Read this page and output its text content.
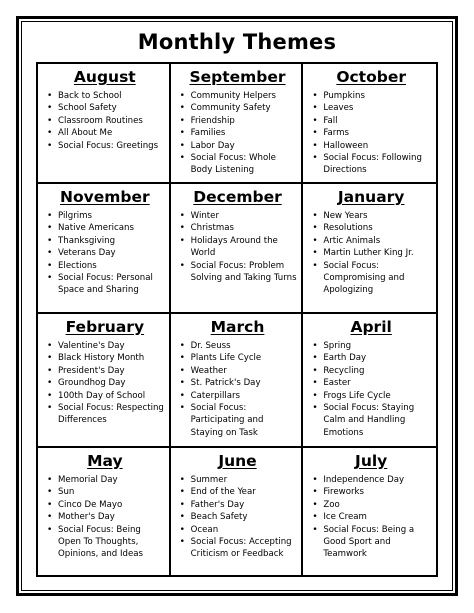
Monthly Themes
August
• Back to School
• School Safety
• Classroom Routines
• All About Me
• Social Focus: Greetings
September
• Community Helpers
• Community Safety
• Friendship
• Families
• Labor Day
• Social Focus: Whole Body Listening
October
• Pumpkins
• Leaves
• Fall
• Farms
• Halloween
• Social Focus: Following Directions
November
• Pilgrims
• Native Americans
• Thanksgiving
• Veterans Day
• Elections
• Social Focus: Personal Space and Sharing
December
• Winter
• Christmas
• Holidays Around the World
• Social Focus: Problem Solving and Taking Turns
January
• New Years
• Resolutions
• Artic Animals
• Martin Luther King Jr.
• Social Focus: Compromising and Apologizing
February
• Valentine's Day
• Black History Month
• President's Day
• Groundhog Day
• 100th Day of School
• Social Focus: Respecting Differences
March
• Dr. Seuss
• Plants Life Cycle
• Weather
• St. Patrick's Day
• Caterpillars
• Social Focus: Participating and Staying on Task
April
• Spring
• Earth Day
• Recycling
• Easter
• Frogs Life Cycle
• Social Focus: Staying Calm and Handling Emotions
May
• Memorial Day
• Sun
• Cinco De Mayo
• Mother's Day
• Social Focus: Being Open To Thoughts, Opinions, and Ideas
June
• Summer
• End of the Year
• Father's Day
• Beach Safety
• Ocean
• Social Focus: Accepting Criticism or Feedback
July
• Independence Day
• Fireworks
• Zoo
• Ice Cream
• Social Focus: Being a Good Sport and Teamwork
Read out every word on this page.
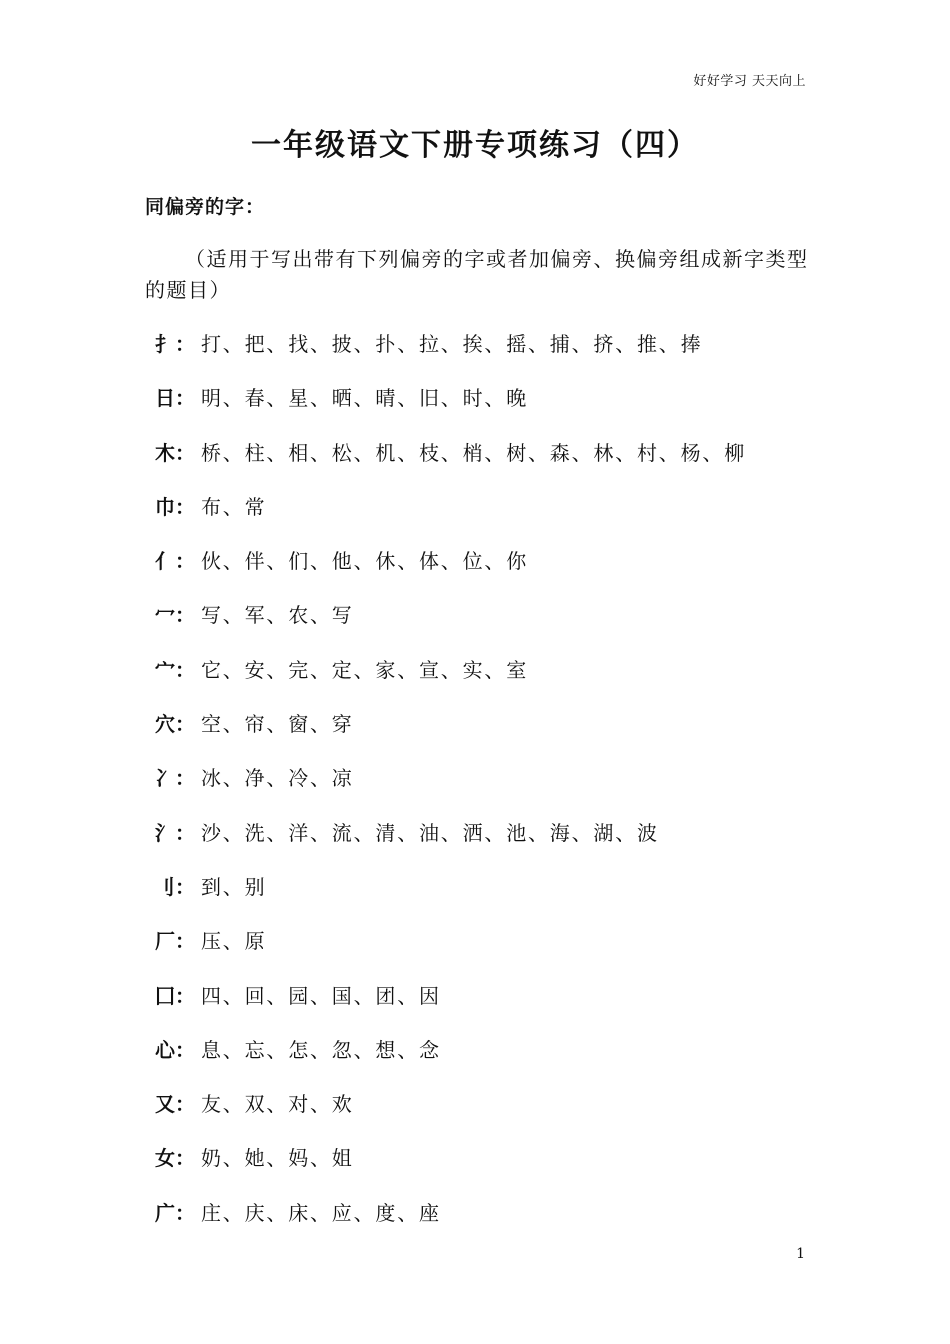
好好学习 天天向上
一年级语文下册专项练习（四）
同偏旁的字：
（适用于写出带有下列偏旁的字或者加偏旁、换偏旁组成新字类型的题目）
扌： 打、把、找、披、扑、拉、挨、摇、捕、挤、推、捧
日： 明、春、星、晒、晴、旧、时、晚
木： 桥、柱、相、松、机、枝、梢、树、森、林、村、杨、柳
巾： 布、常
亻： 伙、伴、们、他、休、体、位、你
冖： 写、军、农、写
宀： 它、安、完、定、家、宣、实、室
穴： 空、帘、窗、穿
冫： 冰、净、冷、凉
氵： 沙、洗、洋、流、清、油、洒、池、海、湖、波
刂： 到、别
厂： 压、原
囗： 四、回、园、国、团、因
心： 息、忘、怎、忽、想、念
又： 友、双、对、欢
女： 奶、她、妈、姐
广： 庄、庆、床、应、度、座
1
======
▶ [WHAT YOU WILL DO]
Repeat the entries exactly and keep the pictures out of the copy.

▶ [RESPONSE TO THE TASK]
Read this page and output its text content.
Monthly Themes
August
• Back to School
• School Safety
• Classroom Routines
• All About Me
• Social Focus: Greetings
September
• Community Helpers
• Community Safety
• Friendship
• Families
• Labor Day
• Social Focus: Whole Body Listening
October
• Pumpkins
• Leaves
• Fall
• Farms
• Halloween
• Social Focus: Following Directions
November
• Pilgrims
• Native Americans
• Thanksgiving
• Veterans Day
• Elections
• Social Focus: Personal Space and Sharing
December
• Winter
• Christmas
• Holidays Around the World
• Social Focus: Problem Solving and Taking Turns
January
• New Years
• Resolutions
• Artic Animals
• Martin Luther King Jr.
• Social Focus: Compromising and Apologizing
February
• Valentine's Day
• Black History Month
• President's Day
• Groundhog Day
• 100th Day of School
• Social Focus: Respecting Differences
March
• Dr. Seuss
• Plants Life Cycle
• Weather
• St. Patrick's Day
• Caterpillars
• Social Focus: Participating and Staying on Task
April
• Spring
• Earth Day
• Recycling
• Easter
• Frogs Life Cycle
• Social Focus: Staying Calm and Handling Emotions
May
• Memorial Day
• Sun
• Cinco De Mayo
• Mother's Day
• Social Focus: Being Open To Thoughts, Opinions, and Ideas
June
• Summer
• End of the Year
• Father's Day
• Beach Safety
• Ocean
• Social Focus: Accepting Criticism or Feedback
July
• Independence Day
• Fireworks
• Zoo
• Ice Cream
• Social Focus: Being a Good Sport and Teamwork
Read out every word on this page.
好好学习 天天向上
一年级语文下册专项练习（四）
同偏旁的字：
（适用于写出带有下列偏旁的字或者加偏旁、换偏旁组成新字类型的题目）
扌： 打、把、找、披、扑、拉、挨、摇、捕、挤、推、捧
日： 明、春、星、晒、晴、旧、时、晚
木： 桥、柱、相、松、机、枝、梢、树、森、林、村、杨、柳
巾： 布、常
亻： 伙、伴、们、他、休、体、位、你
冖： 写、军、农、写
宀： 它、安、完、定、家、宣、实、室
穴： 空、帘、窗、穿
冫： 冰、净、冷、凉
氵： 沙、洗、洋、流、清、油、洒、池、海、湖、波
刂： 到、别
厂： 压、原
囗： 四、回、园、国、团、因
心： 息、忘、怎、忽、想、念
又： 友、双、对、欢
女： 奶、她、妈、姐
广： 庄、庆、床、应、度、座
1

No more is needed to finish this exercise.